Exercise description: Pick out each line with the word "backscattering" from the material that follows.

Items from a data source:
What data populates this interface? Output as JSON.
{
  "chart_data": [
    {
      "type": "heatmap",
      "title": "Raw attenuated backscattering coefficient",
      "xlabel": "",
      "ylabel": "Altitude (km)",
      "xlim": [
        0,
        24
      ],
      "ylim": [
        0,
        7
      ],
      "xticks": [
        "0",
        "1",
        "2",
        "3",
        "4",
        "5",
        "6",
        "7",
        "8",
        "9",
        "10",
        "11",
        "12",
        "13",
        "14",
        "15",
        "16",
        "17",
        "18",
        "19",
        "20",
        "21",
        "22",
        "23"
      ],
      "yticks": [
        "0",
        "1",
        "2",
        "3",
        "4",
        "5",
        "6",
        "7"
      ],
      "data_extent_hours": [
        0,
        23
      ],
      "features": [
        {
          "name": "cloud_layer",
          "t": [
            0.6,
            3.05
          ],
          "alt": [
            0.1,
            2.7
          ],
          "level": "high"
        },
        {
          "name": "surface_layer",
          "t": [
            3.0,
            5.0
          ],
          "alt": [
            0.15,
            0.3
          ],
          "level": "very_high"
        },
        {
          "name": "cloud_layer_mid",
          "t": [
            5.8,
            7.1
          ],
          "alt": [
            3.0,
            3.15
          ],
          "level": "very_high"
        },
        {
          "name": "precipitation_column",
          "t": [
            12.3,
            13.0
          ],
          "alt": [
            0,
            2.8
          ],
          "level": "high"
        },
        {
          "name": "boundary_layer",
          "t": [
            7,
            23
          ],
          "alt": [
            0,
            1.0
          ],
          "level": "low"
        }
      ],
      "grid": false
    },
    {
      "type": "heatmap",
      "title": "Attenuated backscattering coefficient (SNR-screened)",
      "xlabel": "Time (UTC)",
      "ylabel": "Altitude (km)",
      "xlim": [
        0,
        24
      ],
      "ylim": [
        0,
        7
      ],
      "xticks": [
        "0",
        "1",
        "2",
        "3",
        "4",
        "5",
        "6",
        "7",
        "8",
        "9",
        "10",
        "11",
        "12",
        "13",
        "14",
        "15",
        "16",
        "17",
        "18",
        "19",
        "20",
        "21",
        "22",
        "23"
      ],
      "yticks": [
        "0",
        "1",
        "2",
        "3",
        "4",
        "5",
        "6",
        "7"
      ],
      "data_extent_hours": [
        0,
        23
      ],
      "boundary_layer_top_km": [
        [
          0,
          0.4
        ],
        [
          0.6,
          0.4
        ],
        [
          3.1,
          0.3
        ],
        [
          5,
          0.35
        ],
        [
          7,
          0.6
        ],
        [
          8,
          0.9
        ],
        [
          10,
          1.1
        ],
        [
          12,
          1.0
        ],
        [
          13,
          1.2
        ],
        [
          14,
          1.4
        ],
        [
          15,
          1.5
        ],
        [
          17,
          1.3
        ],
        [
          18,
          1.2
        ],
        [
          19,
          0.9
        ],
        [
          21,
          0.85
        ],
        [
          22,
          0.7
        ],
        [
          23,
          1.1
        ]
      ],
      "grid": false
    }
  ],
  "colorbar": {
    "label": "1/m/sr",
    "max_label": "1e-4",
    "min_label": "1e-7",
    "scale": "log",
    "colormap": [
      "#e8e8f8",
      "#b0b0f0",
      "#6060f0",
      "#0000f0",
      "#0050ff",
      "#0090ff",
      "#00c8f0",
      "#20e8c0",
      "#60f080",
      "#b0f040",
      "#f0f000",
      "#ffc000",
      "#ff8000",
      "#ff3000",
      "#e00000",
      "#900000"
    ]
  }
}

Response to the task:
      "title": "Raw attenuated backscattering coefficient",
      "title": "Attenuated backscattering coefficient (SNR-screened)",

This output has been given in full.